• Challenge: Are you able to retype all the records below exactly?

• Listing:
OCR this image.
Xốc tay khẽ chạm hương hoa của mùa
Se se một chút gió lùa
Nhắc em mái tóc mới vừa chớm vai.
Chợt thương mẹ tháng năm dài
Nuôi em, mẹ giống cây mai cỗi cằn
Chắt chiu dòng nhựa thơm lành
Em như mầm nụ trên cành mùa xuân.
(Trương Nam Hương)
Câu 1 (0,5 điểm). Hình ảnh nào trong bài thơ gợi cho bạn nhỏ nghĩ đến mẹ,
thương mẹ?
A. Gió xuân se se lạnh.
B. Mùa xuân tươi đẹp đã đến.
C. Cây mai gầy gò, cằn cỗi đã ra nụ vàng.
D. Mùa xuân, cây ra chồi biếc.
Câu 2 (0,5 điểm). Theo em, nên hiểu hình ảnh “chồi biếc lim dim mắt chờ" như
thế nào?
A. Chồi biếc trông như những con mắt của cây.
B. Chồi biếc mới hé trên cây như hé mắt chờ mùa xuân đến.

• The reply:
OCR this image.
Xốc tay khẽ chạm hương hoa của mùa
Se se một chút gió lùa
Nhắc em mái tóc mới vừa chớm vai.
Chợt thương mẹ tháng năm dài
Nuôi em, mẹ giống cây mai cỗi cằn
Chắt chiu dòng nhựa thơm lành
Em như mầm nụ trên cành mùa xuân.
(Trương Nam Hương)
Câu 1 (0,5 điểm). Hình ảnh nào trong bài thơ gợi cho bạn nhỏ nghĩ đến mẹ,
thương mẹ?
A. Gió xuân se se lạnh.
B. Mùa xuân tươi đẹp đã đến.
C. Cây mai gầy gò, cằn cỗi đã ra nụ vàng.
D. Mùa xuân, cây ra chồi biếc.
Câu 2 (0,5 điểm). Theo em, nên hiểu hình ảnh “chồi biếc lim dim mắt chờ" như
thế nào?
A. Chồi biếc trông như những con mắt của cây.
B. Chồi biếc mới hé trên cây như hé mắt chờ mùa xuân đến.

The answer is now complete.